● **To be done**
Write out every entry word for word.

● **Records for the task**
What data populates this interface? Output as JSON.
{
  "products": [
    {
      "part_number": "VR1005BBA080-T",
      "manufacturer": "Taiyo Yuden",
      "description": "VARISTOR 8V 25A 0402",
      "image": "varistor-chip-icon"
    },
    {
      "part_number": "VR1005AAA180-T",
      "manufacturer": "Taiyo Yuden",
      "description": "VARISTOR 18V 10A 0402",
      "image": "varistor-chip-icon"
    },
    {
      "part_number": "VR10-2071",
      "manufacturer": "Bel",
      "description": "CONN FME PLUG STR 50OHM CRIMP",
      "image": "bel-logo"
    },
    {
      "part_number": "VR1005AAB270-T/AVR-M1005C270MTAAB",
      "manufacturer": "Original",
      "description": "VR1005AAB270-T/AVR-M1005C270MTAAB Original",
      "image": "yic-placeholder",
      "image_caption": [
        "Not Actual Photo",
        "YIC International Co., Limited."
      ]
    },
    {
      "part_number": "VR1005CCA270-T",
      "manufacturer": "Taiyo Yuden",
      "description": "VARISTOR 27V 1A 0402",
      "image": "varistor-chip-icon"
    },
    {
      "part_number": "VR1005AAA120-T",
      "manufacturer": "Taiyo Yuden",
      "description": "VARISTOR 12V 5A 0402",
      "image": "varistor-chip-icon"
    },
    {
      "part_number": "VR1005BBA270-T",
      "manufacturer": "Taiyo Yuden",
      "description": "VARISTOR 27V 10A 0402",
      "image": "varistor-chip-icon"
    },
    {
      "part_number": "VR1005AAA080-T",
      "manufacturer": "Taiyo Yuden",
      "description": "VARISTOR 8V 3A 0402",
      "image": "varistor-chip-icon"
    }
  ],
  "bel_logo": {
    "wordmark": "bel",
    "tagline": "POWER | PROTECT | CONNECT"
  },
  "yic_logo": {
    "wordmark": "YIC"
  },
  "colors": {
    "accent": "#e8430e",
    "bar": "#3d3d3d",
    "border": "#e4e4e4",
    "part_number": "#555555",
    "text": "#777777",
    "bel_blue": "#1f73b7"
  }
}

● **Response below**
What data populates this interface? Output as JSON.
{
  "products": [
    {
      "part_number": "VR1005BBA080-T",
      "manufacturer": "Taiyo Yuden",
      "description": "VARISTOR 8V 25A 0402",
      "image": "varistor-chip-icon"
    },
    {
      "part_number": "VR1005AAA180-T",
      "manufacturer": "Taiyo Yuden",
      "description": "VARISTOR 18V 10A 0402",
      "image": "varistor-chip-icon"
    },
    {
      "part_number": "VR10-2071",
      "manufacturer": "Bel",
      "description": "CONN FME PLUG STR 50OHM CRIMP",
      "image": "bel-logo"
    },
    {
      "part_number": "VR1005AAB270-T/AVR-M1005C270MTAAB",
      "manufacturer": "Original",
      "description": "VR1005AAB270-T/AVR-M1005C270MTAAB Original",
      "image": "yic-placeholder",
      "image_caption": [
        "Not Actual Photo",
        "YIC International Co., Limited."
      ]
    },
    {
      "part_number": "VR1005CCA270-T",
      "manufacturer": "Taiyo Yuden",
      "description": "VARISTOR 27V 1A 0402",
      "image": "varistor-chip-icon"
    },
    {
      "part_number": "VR1005AAA120-T",
      "manufacturer": "Taiyo Yuden",
      "description": "VARISTOR 12V 5A 0402",
      "image": "varistor-chip-icon"
    },
    {
      "part_number": "VR1005BBA270-T",
      "manufacturer": "Taiyo Yuden",
      "description": "VARISTOR 27V 10A 0402",
      "image": "varistor-chip-icon"
    },
    {
      "part_number": "VR1005AAA080-T",
      "manufacturer": "Taiyo Yuden",
      "description": "VARISTOR 8V 3A 0402",
      "image": "varistor-chip-icon"
    }
  ],
  "bel_logo": {
    "wordmark": "bel",
    "tagline": "POWER | PROTECT | CONNECT"
  },
  "yic_logo": {
    "wordmark": "YIC"
  },
  "colors": {
    "accent": "#e8430e",
    "bar": "#3d3d3d",
    "border": "#e4e4e4",
    "part_number": "#555555",
    "text": "#777777",
    "bel_blue": "#1f73b7"
  }
}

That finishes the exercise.